>> start

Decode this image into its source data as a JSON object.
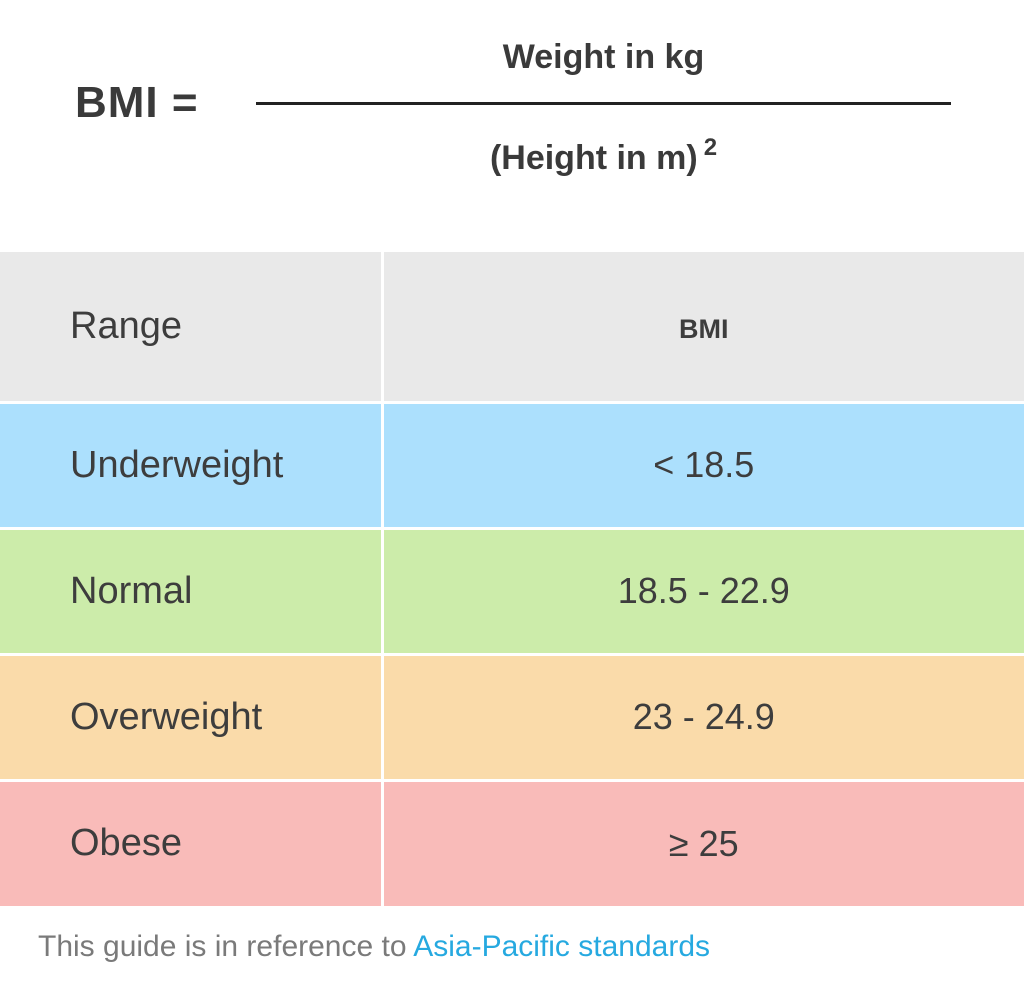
{
  "formula": {
    "lhs": "BMI =",
    "numerator": "Weight in kg",
    "denominator": "(Height in m)",
    "exponent": "2"
  },
  "table": {
    "headers": {
      "range": "Range",
      "bmi": "BMI"
    },
    "header_color": "#e9e9e9",
    "rows": [
      {
        "range": "Underweight",
        "bmi": "< 18.5",
        "color": "#ace0fd"
      },
      {
        "range": "Normal",
        "bmi": "18.5 - 22.9",
        "color": "#ccecaa"
      },
      {
        "range": "Overweight",
        "bmi": "23 - 24.9",
        "color": "#fadbaa"
      },
      {
        "range": "Obese",
        "bmi": "≥ 25",
        "color": "#f9bbb9"
      }
    ]
  },
  "footnote": {
    "text": "This guide is in reference to ",
    "link_text": "Asia-Pacific standards",
    "link_color": "#26a9e0"
  }
}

>> end

* The task:
Working from the lines above, reproduce the material exactly and exclude its pictures.

* Answer to this problem:
Decode this image into its source data as a JSON object.
{
  "formula": {
    "lhs": "BMI =",
    "numerator": "Weight in kg",
    "denominator": "(Height in m)",
    "exponent": "2"
  },
  "table": {
    "headers": {
      "range": "Range",
      "bmi": "BMI"
    },
    "header_color": "#e9e9e9",
    "rows": [
      {
        "range": "Underweight",
        "bmi": "< 18.5",
        "color": "#ace0fd"
      },
      {
        "range": "Normal",
        "bmi": "18.5 - 22.9",
        "color": "#ccecaa"
      },
      {
        "range": "Overweight",
        "bmi": "23 - 24.9",
        "color": "#fadbaa"
      },
      {
        "range": "Obese",
        "bmi": "≥ 25",
        "color": "#f9bbb9"
      }
    ]
  },
  "footnote": {
    "text": "This guide is in reference to ",
    "link_text": "Asia-Pacific standards",
    "link_color": "#26a9e0"
  }
}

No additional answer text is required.